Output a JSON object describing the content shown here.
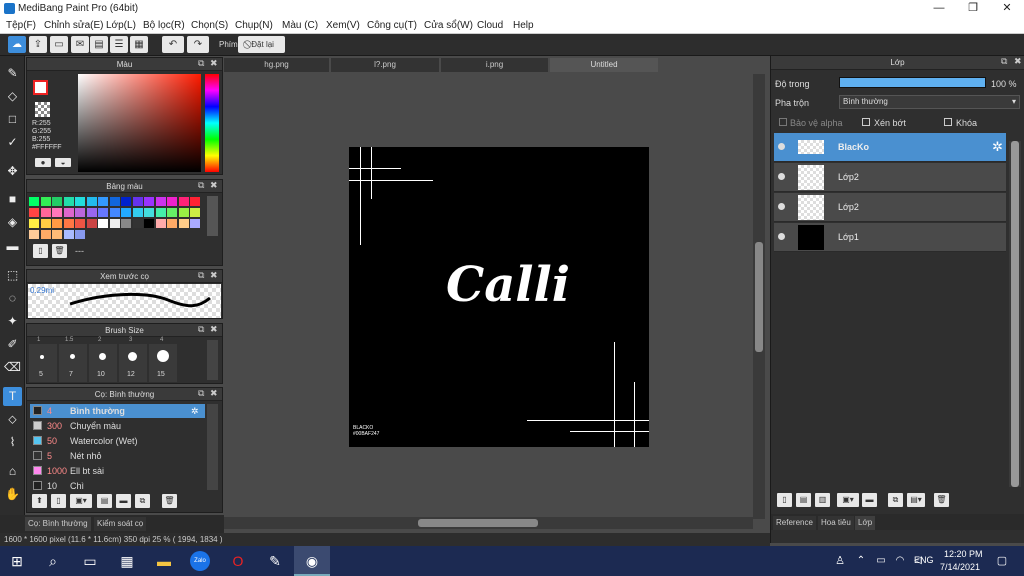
{
  "app": {
    "title": "MediBang Paint Pro (64bit)",
    "min": "—",
    "max": "❐",
    "close": "✕"
  },
  "menu": [
    "Tệp(F)",
    "Chỉnh sửa(E)",
    "Lớp(L)",
    "Bộ lọc(R)",
    "Chọn(S)",
    "Chụp(N)",
    "Màu (C)",
    "Xem(V)",
    "Công cụ(T)",
    "Cửa sổ(W)",
    "Cloud",
    "Help"
  ],
  "toolbar": {
    "shortcut_label": "Phím",
    "reset_label": "Đặt lại"
  },
  "color_panel": {
    "title": "Màu",
    "rgb": "R:255\nG:255\nB:255",
    "hex": "#FFFFFF"
  },
  "palette_panel": {
    "title": "Bảng màu",
    "empty": "---"
  },
  "preview_panel": {
    "title": "Xem trước cọ",
    "size": "0.29mi"
  },
  "brushsize_panel": {
    "title": "Brush Size",
    "top_sizes": [
      "1",
      "1.5",
      "2",
      "3",
      "4"
    ],
    "sizes": [
      "5",
      "7",
      "10",
      "12",
      "15"
    ]
  },
  "brush_panel": {
    "title": "Cọ: Bình thường",
    "items": [
      {
        "num": "4",
        "name": "Bình thường",
        "color": "#222222"
      },
      {
        "num": "300",
        "name": "Chuyển màu",
        "color": "#cccccc"
      },
      {
        "num": "50",
        "name": "Watercolor (Wet)",
        "color": "#55c4f0"
      },
      {
        "num": "5",
        "name": "Nét nhỏ",
        "color": "#333333"
      },
      {
        "num": "1000",
        "name": "Ell bt sài",
        "color": "#ff88ee"
      },
      {
        "num": "10",
        "name": "Chì",
        "color": "#222222"
      }
    ]
  },
  "bottom_tabs": [
    "Cọ: Bình thường",
    "Kiểm soát cọ"
  ],
  "doc_tabs": [
    "hg.png",
    "l?.png",
    "i.png",
    "Untitled"
  ],
  "canvas": {
    "text": "Calli",
    "sig1": "BLACKO",
    "sig2": "#00BAF247"
  },
  "status": "1600 * 1600 pixel  (11.6 * 11.6cm)  350 dpi  25 %  ( 1994, 1834 )",
  "layer_panel": {
    "title": "Lớp",
    "opacity_label": "Độ trong",
    "opacity_value": "100 %",
    "opacity": 1.0,
    "blend_label": "Pha trộn",
    "blend_value": "Bình thường",
    "protect_alpha": "Bảo vệ alpha",
    "clip": "Xén bớt",
    "lock": "Khóa",
    "layers": [
      {
        "name": "BlacKo"
      },
      {
        "name": "Lớp2"
      },
      {
        "name": "Lớp2"
      },
      {
        "name": "Lớp1"
      }
    ],
    "tabs": [
      "Reference",
      "Hoa tiêu",
      "Lớp"
    ]
  },
  "taskbar": {
    "lang": "ENG",
    "time": "12:20 PM",
    "date": "7/14/2021",
    "zalo": "Zalo"
  }
}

## Problem to work on
Reproduce every record above exactly, but leave out the pictures.

## Result of this exercise
Output a JSON object describing the content shown here.
{
  "app": {
    "title": "MediBang Paint Pro (64bit)",
    "min": "—",
    "max": "❐",
    "close": "✕"
  },
  "menu": [
    "Tệp(F)",
    "Chỉnh sửa(E)",
    "Lớp(L)",
    "Bộ lọc(R)",
    "Chọn(S)",
    "Chụp(N)",
    "Màu (C)",
    "Xem(V)",
    "Công cụ(T)",
    "Cửa sổ(W)",
    "Cloud",
    "Help"
  ],
  "toolbar": {
    "shortcut_label": "Phím",
    "reset_label": "Đặt lại"
  },
  "color_panel": {
    "title": "Màu",
    "rgb": "R:255\nG:255\nB:255",
    "hex": "#FFFFFF"
  },
  "palette_panel": {
    "title": "Bảng màu",
    "empty": "---"
  },
  "preview_panel": {
    "title": "Xem trước cọ",
    "size": "0.29mi"
  },
  "brushsize_panel": {
    "title": "Brush Size",
    "top_sizes": [
      "1",
      "1.5",
      "2",
      "3",
      "4"
    ],
    "sizes": [
      "5",
      "7",
      "10",
      "12",
      "15"
    ]
  },
  "brush_panel": {
    "title": "Cọ: Bình thường",
    "items": [
      {
        "num": "4",
        "name": "Bình thường",
        "color": "#222222"
      },
      {
        "num": "300",
        "name": "Chuyển màu",
        "color": "#cccccc"
      },
      {
        "num": "50",
        "name": "Watercolor (Wet)",
        "color": "#55c4f0"
      },
      {
        "num": "5",
        "name": "Nét nhỏ",
        "color": "#333333"
      },
      {
        "num": "1000",
        "name": "Ell bt sài",
        "color": "#ff88ee"
      },
      {
        "num": "10",
        "name": "Chì",
        "color": "#222222"
      }
    ]
  },
  "bottom_tabs": [
    "Cọ: Bình thường",
    "Kiểm soát cọ"
  ],
  "doc_tabs": [
    "hg.png",
    "l?.png",
    "i.png",
    "Untitled"
  ],
  "canvas": {
    "text": "Calli",
    "sig1": "BLACKO",
    "sig2": "#00BAF247"
  },
  "status": "1600 * 1600 pixel  (11.6 * 11.6cm)  350 dpi  25 %  ( 1994, 1834 )",
  "layer_panel": {
    "title": "Lớp",
    "opacity_label": "Độ trong",
    "opacity_value": "100 %",
    "opacity": 1.0,
    "blend_label": "Pha trộn",
    "blend_value": "Bình thường",
    "protect_alpha": "Bảo vệ alpha",
    "clip": "Xén bớt",
    "lock": "Khóa",
    "layers": [
      {
        "name": "BlacKo"
      },
      {
        "name": "Lớp2"
      },
      {
        "name": "Lớp2"
      },
      {
        "name": "Lớp1"
      }
    ],
    "tabs": [
      "Reference",
      "Hoa tiêu",
      "Lớp"
    ]
  },
  "taskbar": {
    "lang": "ENG",
    "time": "12:20 PM",
    "date": "7/14/2021",
    "zalo": "Zalo"
  }
}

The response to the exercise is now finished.